__WORK TO DO__: Look through the data for the string "absorption". Copy every line where it is found.

__DATA SECTION__:
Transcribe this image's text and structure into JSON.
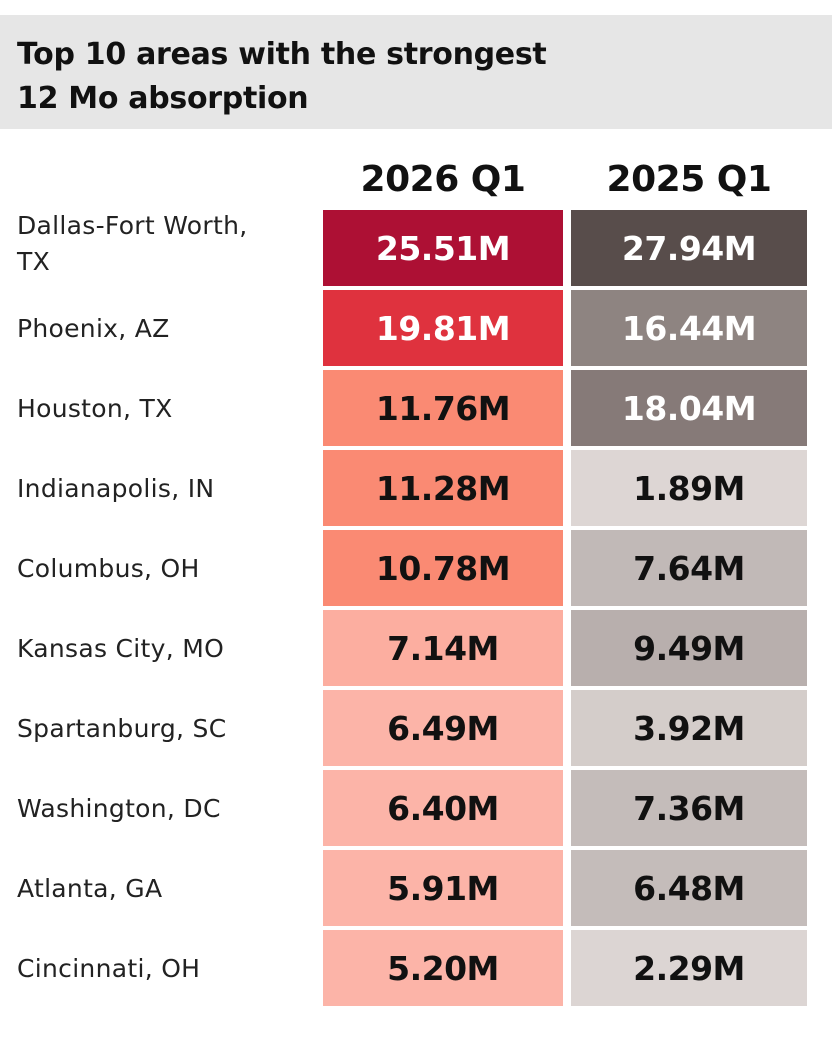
{
  "chart_data": {
    "type": "table",
    "title": "Top 10 areas with the strongest 12 Mo absorption",
    "title_lines": [
      "Top 10 areas with the strongest",
      "12 Mo absorption"
    ],
    "columns": [
      "2026 Q1",
      "2025 Q1"
    ],
    "unit": "M",
    "rows": [
      {
        "area": "Dallas-Fort Worth, TX",
        "area_lines": [
          "Dallas-Fort Worth,",
          "TX"
        ],
        "q1_2026": 25.51,
        "q1_2026_label": "25.51M",
        "q1_2025": 27.94,
        "q1_2025_label": "27.94M"
      },
      {
        "area": "Phoenix, AZ",
        "q1_2026": 19.81,
        "q1_2026_label": "19.81M",
        "q1_2025": 16.44,
        "q1_2025_label": "16.44M"
      },
      {
        "area": "Houston, TX",
        "q1_2026": 11.76,
        "q1_2026_label": "11.76M",
        "q1_2025": 18.04,
        "q1_2025_label": "18.04M"
      },
      {
        "area": "Indianapolis, IN",
        "q1_2026": 11.28,
        "q1_2026_label": "11.28M",
        "q1_2025": 1.89,
        "q1_2025_label": "1.89M"
      },
      {
        "area": "Columbus, OH",
        "q1_2026": 10.78,
        "q1_2026_label": "10.78M",
        "q1_2025": 7.64,
        "q1_2025_label": "7.64M"
      },
      {
        "area": "Kansas City, MO",
        "q1_2026": 7.14,
        "q1_2026_label": "7.14M",
        "q1_2025": 9.49,
        "q1_2025_label": "9.49M"
      },
      {
        "area": "Spartanburg, SC",
        "q1_2026": 6.49,
        "q1_2026_label": "6.49M",
        "q1_2025": 3.92,
        "q1_2025_label": "3.92M"
      },
      {
        "area": "Washington, DC",
        "q1_2026": 6.4,
        "q1_2026_label": "6.40M",
        "q1_2025": 7.36,
        "q1_2025_label": "7.36M"
      },
      {
        "area": "Atlanta, GA",
        "q1_2026": 5.91,
        "q1_2026_label": "5.91M",
        "q1_2025": 6.48,
        "q1_2025_label": "6.48M"
      },
      {
        "area": "Cincinnati, OH",
        "q1_2026": 5.2,
        "q1_2026_label": "5.20M",
        "q1_2025": 2.29,
        "q1_2025_label": "2.29M"
      }
    ],
    "colors": {
      "q1_2026": [
        "#ad1034",
        "#df323e",
        "#fa8a73",
        "#fa8a73",
        "#fa8a73",
        "#fcaea0",
        "#fcb4a8",
        "#fcb4a8",
        "#fcb4a8",
        "#fcb4a8"
      ],
      "q1_2025": [
        "#584d4b",
        "#8e8481",
        "#867a78",
        "#ddd6d4",
        "#c1b9b7",
        "#b8afad",
        "#d4cdca",
        "#c4bcba",
        "#c4bcba",
        "#dcd5d3"
      ]
    },
    "text_colors": {
      "q1_2026": [
        "#ffffff",
        "#ffffff",
        "#111111",
        "#111111",
        "#111111",
        "#111111",
        "#111111",
        "#111111",
        "#111111",
        "#111111"
      ],
      "q1_2025": [
        "#ffffff",
        "#ffffff",
        "#ffffff",
        "#111111",
        "#111111",
        "#111111",
        "#111111",
        "#111111",
        "#111111",
        "#111111"
      ]
    }
  }
}
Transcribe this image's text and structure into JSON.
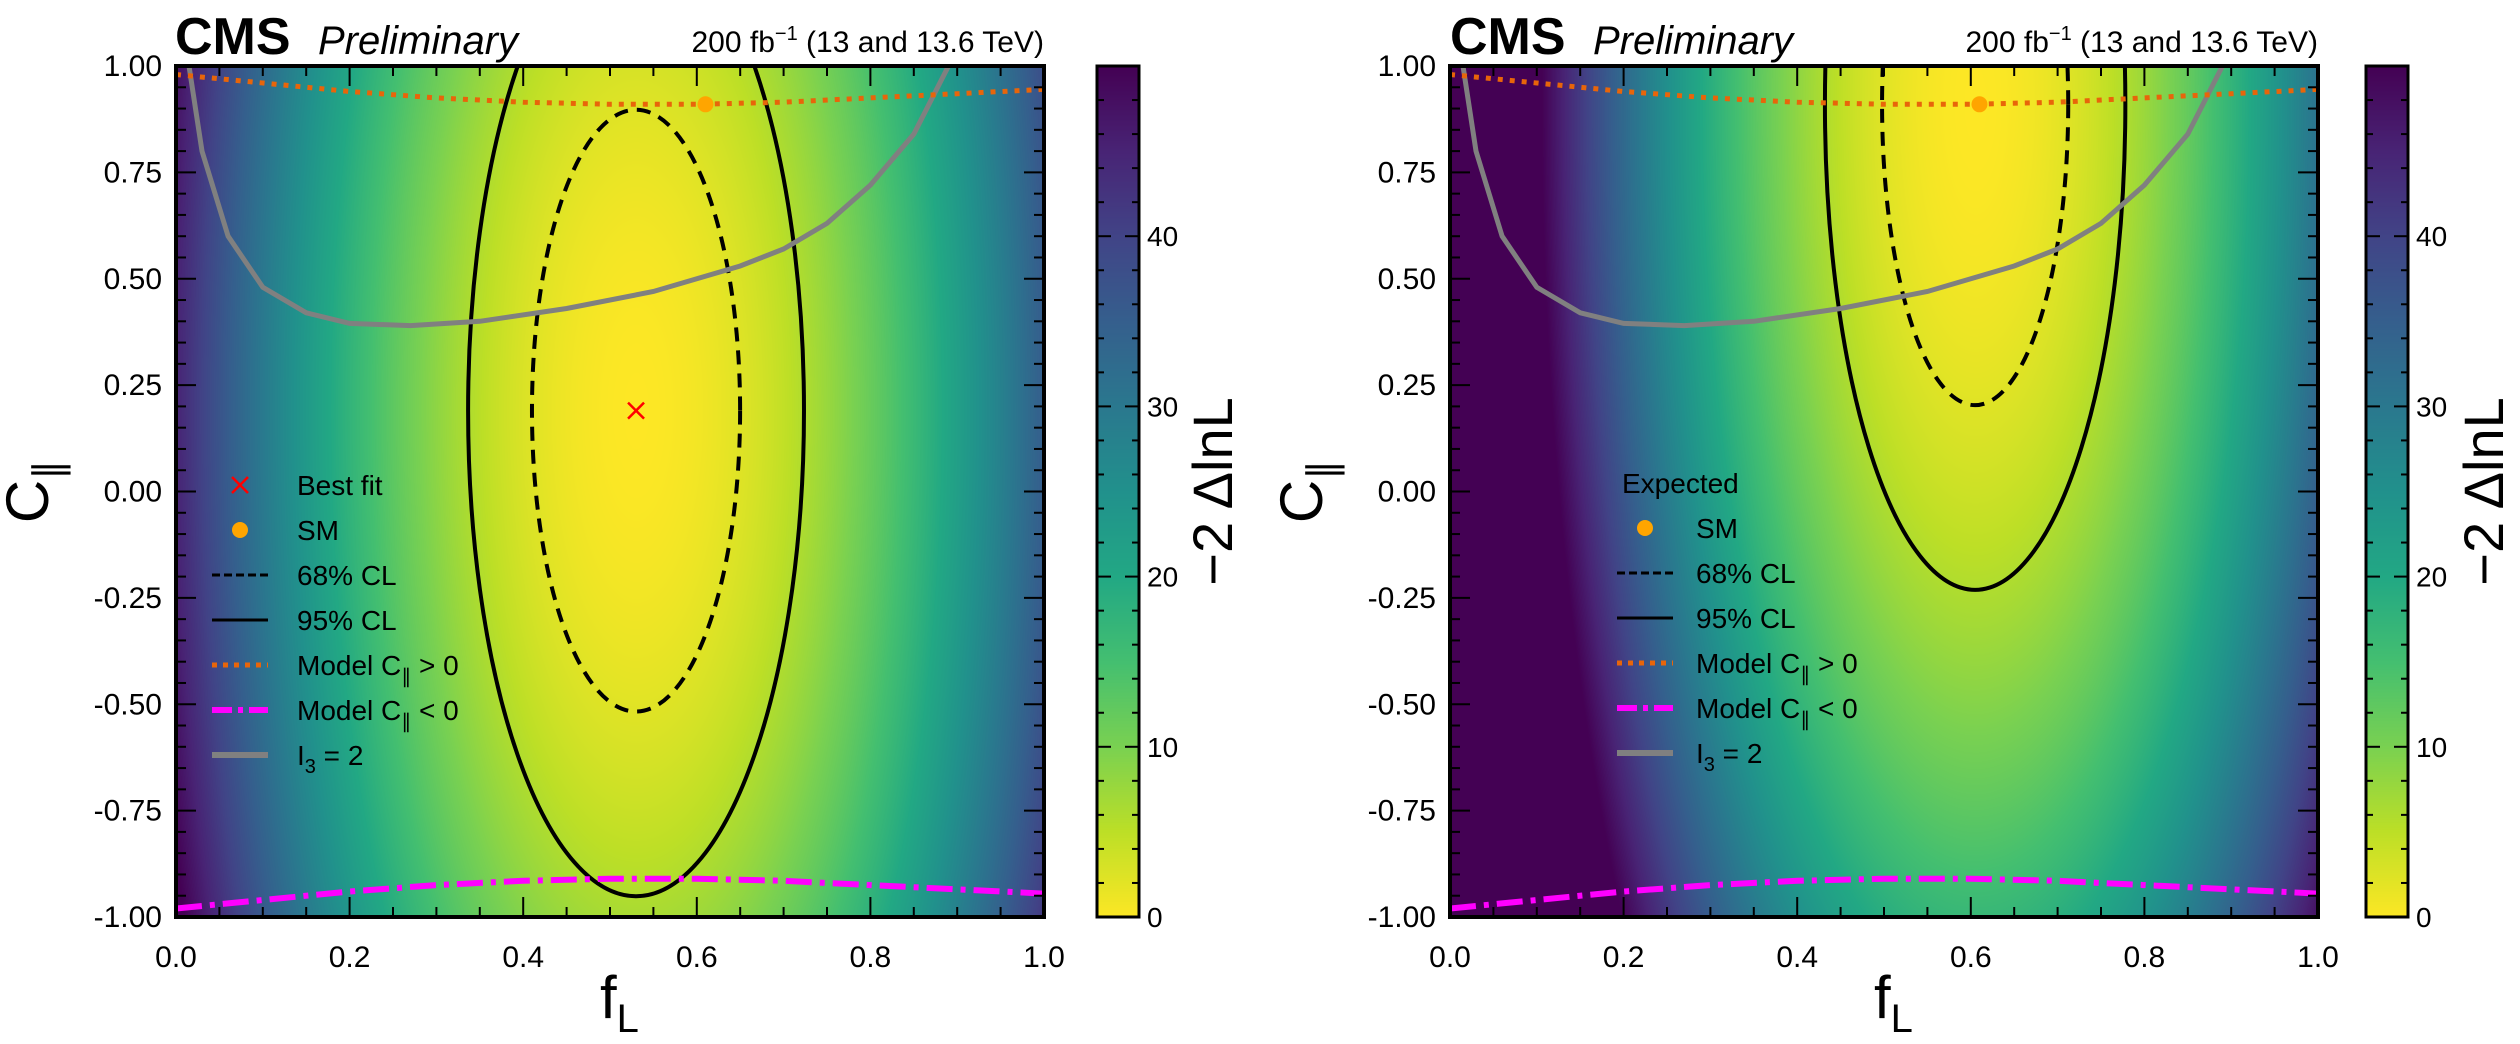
{
  "chart_data": [
    {
      "type": "heatmap",
      "experiment": "CMS",
      "status": "Preliminary",
      "lumi_label": "200 fb",
      "lumi_exp": "−1",
      "energy_label": "(13 and 13.6 TeV)",
      "xlabel": "f",
      "xlabel_sub": "L",
      "ylabel": "C",
      "ylabel_sub": "∥",
      "colorbar_label": "−2 ΔlnL",
      "xlim": [
        0,
        1
      ],
      "ylim": [
        -1,
        1
      ],
      "zlim": [
        0,
        50
      ],
      "xticks": [
        "0.0",
        "0.2",
        "0.4",
        "0.6",
        "0.8",
        "1.0"
      ],
      "yticks": [
        "1.00",
        "0.75",
        "0.50",
        "0.25",
        "0.00",
        "-0.25",
        "-0.50",
        "-0.75",
        "-1.00"
      ],
      "zticks": [
        "0",
        "10",
        "20",
        "30",
        "40"
      ],
      "surface_model": {
        "f0": 0.53,
        "c0": 0.19,
        "a_f": 160,
        "b_c": 4.6
      },
      "best_fit": {
        "f": 0.53,
        "c": 0.19
      },
      "sm_point": {
        "f": 0.61,
        "c": 0.91
      },
      "legend": {
        "header": "",
        "entries": [
          {
            "key": "best_fit",
            "label": "Best fit"
          },
          {
            "key": "sm",
            "label": "SM"
          },
          {
            "key": "cl68",
            "label": "68% CL"
          },
          {
            "key": "cl95",
            "label": "95% CL"
          },
          {
            "key": "model_pos",
            "label": "Model C",
            "sub": "∥",
            "suffix": " > 0"
          },
          {
            "key": "model_neg",
            "label": "Model C",
            "sub": "∥",
            "suffix": " < 0"
          },
          {
            "key": "i3",
            "label": "I",
            "sub": "3",
            "suffix": " = 2"
          }
        ]
      },
      "contours": {
        "cl68": 2.3,
        "cl95": 5.99
      }
    },
    {
      "type": "heatmap",
      "experiment": "CMS",
      "status": "Preliminary",
      "lumi_label": "200 fb",
      "lumi_exp": "−1",
      "energy_label": "(13 and 13.6 TeV)",
      "xlabel": "f",
      "xlabel_sub": "L",
      "ylabel": "C",
      "ylabel_sub": "∥",
      "colorbar_label": "−2 ΔlnL",
      "xlim": [
        0,
        1
      ],
      "ylim": [
        -1,
        1
      ],
      "zlim": [
        0,
        50
      ],
      "xticks": [
        "0.0",
        "0.2",
        "0.4",
        "0.6",
        "0.8",
        "1.0"
      ],
      "yticks": [
        "1.00",
        "0.75",
        "0.50",
        "0.25",
        "0.00",
        "-0.25",
        "-0.50",
        "-0.75",
        "-1.00"
      ],
      "zticks": [
        "0",
        "10",
        "20",
        "30",
        "40"
      ],
      "surface_model": {
        "f0": 0.605,
        "c0": 0.91,
        "a_f": 200,
        "b_c": 4.6
      },
      "best_fit": null,
      "sm_point": {
        "f": 0.61,
        "c": 0.91
      },
      "legend": {
        "header": "Expected",
        "entries": [
          {
            "key": "sm",
            "label": "SM"
          },
          {
            "key": "cl68",
            "label": "68% CL"
          },
          {
            "key": "cl95",
            "label": "95% CL"
          },
          {
            "key": "model_pos",
            "label": "Model C",
            "sub": "∥",
            "suffix": " > 0"
          },
          {
            "key": "model_neg",
            "label": "Model C",
            "sub": "∥",
            "suffix": " < 0"
          },
          {
            "key": "i3",
            "label": "I",
            "sub": "3",
            "suffix": " = 2"
          }
        ]
      },
      "contours": {
        "cl68": 2.3,
        "cl95": 5.99
      }
    }
  ],
  "curves": {
    "model_pos": [
      [
        0,
        0.98
      ],
      [
        0.1,
        0.96
      ],
      [
        0.2,
        0.94
      ],
      [
        0.3,
        0.925
      ],
      [
        0.4,
        0.915
      ],
      [
        0.5,
        0.91
      ],
      [
        0.6,
        0.91
      ],
      [
        0.7,
        0.915
      ],
      [
        0.8,
        0.925
      ],
      [
        0.9,
        0.935
      ],
      [
        1.0,
        0.945
      ]
    ],
    "model_neg": [
      [
        0,
        -0.98
      ],
      [
        0.1,
        -0.96
      ],
      [
        0.2,
        -0.94
      ],
      [
        0.3,
        -0.925
      ],
      [
        0.4,
        -0.915
      ],
      [
        0.5,
        -0.91
      ],
      [
        0.6,
        -0.91
      ],
      [
        0.7,
        -0.915
      ],
      [
        0.8,
        -0.925
      ],
      [
        0.9,
        -0.935
      ],
      [
        1.0,
        -0.945
      ]
    ],
    "i3": [
      [
        0.015,
        1.0
      ],
      [
        0.03,
        0.8
      ],
      [
        0.06,
        0.6
      ],
      [
        0.1,
        0.48
      ],
      [
        0.15,
        0.42
      ],
      [
        0.2,
        0.395
      ],
      [
        0.27,
        0.39
      ],
      [
        0.35,
        0.4
      ],
      [
        0.45,
        0.43
      ],
      [
        0.55,
        0.47
      ],
      [
        0.65,
        0.53
      ],
      [
        0.7,
        0.57
      ],
      [
        0.75,
        0.63
      ],
      [
        0.8,
        0.72
      ],
      [
        0.85,
        0.84
      ],
      [
        0.89,
        1.0
      ]
    ]
  },
  "colors": {
    "best_fit": "#ff0000",
    "sm": "#ffa500",
    "model_pos": "#e8650a",
    "model_neg": "#ff00ff",
    "i3": "#808080",
    "contour": "#000000"
  }
}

__RESULT FOR THIS EXERCISE__:
    "title": "Top 10 areas with the strongest 12 Mo absorption",
      "12 Mo absorption"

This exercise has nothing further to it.